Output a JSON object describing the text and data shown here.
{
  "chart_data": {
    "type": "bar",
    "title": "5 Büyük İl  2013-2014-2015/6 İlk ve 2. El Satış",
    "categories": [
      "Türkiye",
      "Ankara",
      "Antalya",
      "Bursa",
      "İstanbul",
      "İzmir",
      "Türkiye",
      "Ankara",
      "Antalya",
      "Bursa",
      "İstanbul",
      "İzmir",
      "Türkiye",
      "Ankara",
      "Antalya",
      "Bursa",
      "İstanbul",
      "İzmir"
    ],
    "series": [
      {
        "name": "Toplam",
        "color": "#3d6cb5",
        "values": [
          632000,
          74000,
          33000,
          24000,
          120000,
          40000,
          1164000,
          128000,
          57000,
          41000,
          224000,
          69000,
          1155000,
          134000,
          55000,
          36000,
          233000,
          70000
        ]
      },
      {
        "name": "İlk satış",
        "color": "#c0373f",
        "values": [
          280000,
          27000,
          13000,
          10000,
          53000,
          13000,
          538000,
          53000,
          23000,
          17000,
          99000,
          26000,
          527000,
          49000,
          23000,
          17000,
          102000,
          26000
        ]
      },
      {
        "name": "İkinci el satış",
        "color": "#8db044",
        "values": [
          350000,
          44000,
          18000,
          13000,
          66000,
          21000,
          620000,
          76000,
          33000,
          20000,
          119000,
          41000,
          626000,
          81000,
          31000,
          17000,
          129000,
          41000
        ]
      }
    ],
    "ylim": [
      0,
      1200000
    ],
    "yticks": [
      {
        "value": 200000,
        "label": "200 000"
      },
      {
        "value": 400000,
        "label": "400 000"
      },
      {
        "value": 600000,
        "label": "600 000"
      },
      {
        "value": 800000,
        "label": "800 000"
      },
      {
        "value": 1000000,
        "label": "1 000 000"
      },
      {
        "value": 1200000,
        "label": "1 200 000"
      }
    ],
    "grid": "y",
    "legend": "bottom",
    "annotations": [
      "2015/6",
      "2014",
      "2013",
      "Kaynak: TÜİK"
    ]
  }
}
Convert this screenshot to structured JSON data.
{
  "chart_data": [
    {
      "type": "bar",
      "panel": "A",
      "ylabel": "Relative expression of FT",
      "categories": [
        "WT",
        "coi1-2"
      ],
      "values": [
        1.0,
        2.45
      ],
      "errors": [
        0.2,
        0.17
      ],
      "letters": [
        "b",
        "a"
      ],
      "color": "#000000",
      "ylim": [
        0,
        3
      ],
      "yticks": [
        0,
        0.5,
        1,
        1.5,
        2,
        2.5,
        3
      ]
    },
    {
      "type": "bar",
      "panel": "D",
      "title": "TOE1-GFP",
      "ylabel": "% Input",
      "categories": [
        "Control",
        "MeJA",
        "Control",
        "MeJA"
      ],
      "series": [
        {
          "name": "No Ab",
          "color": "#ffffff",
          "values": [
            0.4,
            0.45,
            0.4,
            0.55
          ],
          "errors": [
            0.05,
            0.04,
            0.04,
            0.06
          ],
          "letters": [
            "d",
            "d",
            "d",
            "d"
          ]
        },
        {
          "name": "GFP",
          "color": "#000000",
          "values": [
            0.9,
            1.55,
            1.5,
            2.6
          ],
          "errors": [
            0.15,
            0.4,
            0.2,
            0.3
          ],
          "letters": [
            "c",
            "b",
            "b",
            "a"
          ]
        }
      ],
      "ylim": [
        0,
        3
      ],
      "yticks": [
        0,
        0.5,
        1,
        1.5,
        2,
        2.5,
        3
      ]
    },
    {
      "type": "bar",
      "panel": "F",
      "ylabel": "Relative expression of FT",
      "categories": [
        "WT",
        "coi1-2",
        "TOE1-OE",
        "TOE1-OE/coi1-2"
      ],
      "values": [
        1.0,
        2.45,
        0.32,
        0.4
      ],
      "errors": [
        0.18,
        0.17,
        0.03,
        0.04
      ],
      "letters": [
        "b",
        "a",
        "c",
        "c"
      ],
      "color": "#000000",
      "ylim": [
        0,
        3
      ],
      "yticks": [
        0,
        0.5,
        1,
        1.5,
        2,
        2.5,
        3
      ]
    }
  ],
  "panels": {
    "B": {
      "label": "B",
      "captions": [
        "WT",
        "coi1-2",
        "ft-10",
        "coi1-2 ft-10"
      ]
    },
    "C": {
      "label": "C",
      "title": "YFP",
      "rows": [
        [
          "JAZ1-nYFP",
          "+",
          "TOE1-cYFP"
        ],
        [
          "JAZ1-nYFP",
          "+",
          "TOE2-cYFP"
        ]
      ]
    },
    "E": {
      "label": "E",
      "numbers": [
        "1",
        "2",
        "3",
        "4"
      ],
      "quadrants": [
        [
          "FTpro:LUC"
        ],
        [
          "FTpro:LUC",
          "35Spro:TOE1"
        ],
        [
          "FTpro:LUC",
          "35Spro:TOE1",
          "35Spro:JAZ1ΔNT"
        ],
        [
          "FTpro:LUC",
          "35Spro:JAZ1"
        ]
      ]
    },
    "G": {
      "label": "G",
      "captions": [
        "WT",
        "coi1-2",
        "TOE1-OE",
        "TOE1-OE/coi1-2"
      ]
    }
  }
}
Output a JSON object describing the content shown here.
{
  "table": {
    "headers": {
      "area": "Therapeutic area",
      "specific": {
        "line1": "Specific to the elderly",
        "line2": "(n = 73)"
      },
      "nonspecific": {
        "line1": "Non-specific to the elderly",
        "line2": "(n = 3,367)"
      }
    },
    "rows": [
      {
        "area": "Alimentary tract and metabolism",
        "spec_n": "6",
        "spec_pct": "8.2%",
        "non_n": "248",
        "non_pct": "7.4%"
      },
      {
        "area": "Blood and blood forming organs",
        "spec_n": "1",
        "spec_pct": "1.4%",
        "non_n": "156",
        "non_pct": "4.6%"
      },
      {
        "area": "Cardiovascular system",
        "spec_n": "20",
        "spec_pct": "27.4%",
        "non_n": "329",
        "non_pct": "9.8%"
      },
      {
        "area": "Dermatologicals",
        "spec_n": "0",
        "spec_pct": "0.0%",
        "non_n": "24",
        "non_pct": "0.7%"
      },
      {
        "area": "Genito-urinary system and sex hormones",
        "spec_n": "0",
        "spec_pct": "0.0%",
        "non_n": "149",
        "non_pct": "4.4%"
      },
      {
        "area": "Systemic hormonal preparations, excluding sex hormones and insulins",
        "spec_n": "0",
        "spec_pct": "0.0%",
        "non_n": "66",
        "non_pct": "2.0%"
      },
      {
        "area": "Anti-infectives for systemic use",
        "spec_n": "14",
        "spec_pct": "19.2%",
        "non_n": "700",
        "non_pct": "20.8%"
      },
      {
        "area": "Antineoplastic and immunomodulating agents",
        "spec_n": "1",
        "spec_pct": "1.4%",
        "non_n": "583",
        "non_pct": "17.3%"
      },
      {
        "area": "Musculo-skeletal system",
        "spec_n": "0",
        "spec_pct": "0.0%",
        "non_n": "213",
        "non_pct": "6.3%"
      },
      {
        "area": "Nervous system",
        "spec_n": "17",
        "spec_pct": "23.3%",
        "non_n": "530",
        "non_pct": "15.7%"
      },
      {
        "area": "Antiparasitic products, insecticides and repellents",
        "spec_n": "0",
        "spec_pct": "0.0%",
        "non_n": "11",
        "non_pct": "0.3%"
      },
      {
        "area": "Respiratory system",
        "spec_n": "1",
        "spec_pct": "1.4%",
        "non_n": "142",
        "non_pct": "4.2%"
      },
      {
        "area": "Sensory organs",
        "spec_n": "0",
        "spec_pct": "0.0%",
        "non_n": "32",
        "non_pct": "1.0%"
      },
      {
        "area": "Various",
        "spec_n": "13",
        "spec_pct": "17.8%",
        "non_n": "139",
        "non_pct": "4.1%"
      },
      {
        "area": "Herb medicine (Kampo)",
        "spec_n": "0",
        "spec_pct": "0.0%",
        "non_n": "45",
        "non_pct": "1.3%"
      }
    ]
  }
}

***

Report every line containing the word "elderly" from the listing above.

## Task result
        "line1": "Specific to the elderly",
        "line1": "Non-specific to the elderly",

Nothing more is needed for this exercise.